**Available records:**
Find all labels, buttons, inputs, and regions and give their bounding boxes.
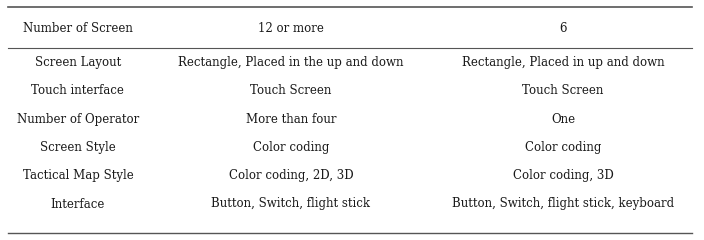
- Text: Number of Screen: Number of Screen: [23, 22, 133, 35]
- Text: Screen Style: Screen Style: [40, 141, 115, 154]
- Text: One: One: [551, 113, 575, 126]
- Text: Color coding, 3D: Color coding, 3D: [513, 169, 614, 182]
- Text: Interface: Interface: [51, 198, 105, 210]
- Text: Button, Switch, flight stick, keyboard: Button, Switch, flight stick, keyboard: [452, 198, 674, 210]
- Text: 12 or more: 12 or more: [258, 22, 324, 35]
- Text: Touch Screen: Touch Screen: [522, 84, 604, 97]
- Text: Color coding, 2D, 3D: Color coding, 2D, 3D: [229, 169, 353, 182]
- Text: Rectangle, Placed in up and down: Rectangle, Placed in up and down: [462, 56, 665, 69]
- Text: Touch interface: Touch interface: [32, 84, 125, 97]
- Text: 6: 6: [560, 22, 567, 35]
- Text: Rectangle, Placed in the up and down: Rectangle, Placed in the up and down: [178, 56, 403, 69]
- Text: Button, Switch, flight stick: Button, Switch, flight stick: [211, 198, 370, 210]
- Text: More than four: More than four: [246, 113, 336, 126]
- Text: Color coding: Color coding: [253, 141, 329, 154]
- Text: Color coding: Color coding: [525, 141, 601, 154]
- Text: Screen Layout: Screen Layout: [34, 56, 121, 69]
- Text: Tactical Map Style: Tactical Map Style: [23, 169, 133, 182]
- Text: Number of Operator: Number of Operator: [17, 113, 139, 126]
- Text: Touch Screen: Touch Screen: [250, 84, 332, 97]
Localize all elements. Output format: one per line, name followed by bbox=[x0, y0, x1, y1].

**Goal:** Write out every line above word for word, without the picture.

**Task output:**
Find all labels, buttons, inputs, and regions and give their bounding boxes.
- Text: Number of Screen: Number of Screen: [23, 22, 133, 35]
- Text: Screen Style: Screen Style: [40, 141, 115, 154]
- Text: One: One: [551, 113, 575, 126]
- Text: Color coding, 3D: Color coding, 3D: [513, 169, 614, 182]
- Text: Interface: Interface: [51, 198, 105, 210]
- Text: Button, Switch, flight stick, keyboard: Button, Switch, flight stick, keyboard: [452, 198, 674, 210]
- Text: 12 or more: 12 or more: [258, 22, 324, 35]
- Text: Touch Screen: Touch Screen: [522, 84, 604, 97]
- Text: Color coding, 2D, 3D: Color coding, 2D, 3D: [229, 169, 353, 182]
- Text: Rectangle, Placed in up and down: Rectangle, Placed in up and down: [462, 56, 665, 69]
- Text: Touch interface: Touch interface: [32, 84, 125, 97]
- Text: 6: 6: [560, 22, 567, 35]
- Text: Rectangle, Placed in the up and down: Rectangle, Placed in the up and down: [178, 56, 403, 69]
- Text: Button, Switch, flight stick: Button, Switch, flight stick: [211, 198, 370, 210]
- Text: More than four: More than four: [246, 113, 336, 126]
- Text: Color coding: Color coding: [253, 141, 329, 154]
- Text: Color coding: Color coding: [525, 141, 601, 154]
- Text: Screen Layout: Screen Layout: [34, 56, 121, 69]
- Text: Tactical Map Style: Tactical Map Style: [23, 169, 133, 182]
- Text: Number of Operator: Number of Operator: [17, 113, 139, 126]
- Text: Touch Screen: Touch Screen: [250, 84, 332, 97]
Localize all elements. Output format: one per line, name followed by bbox=[x0, y0, x1, y1].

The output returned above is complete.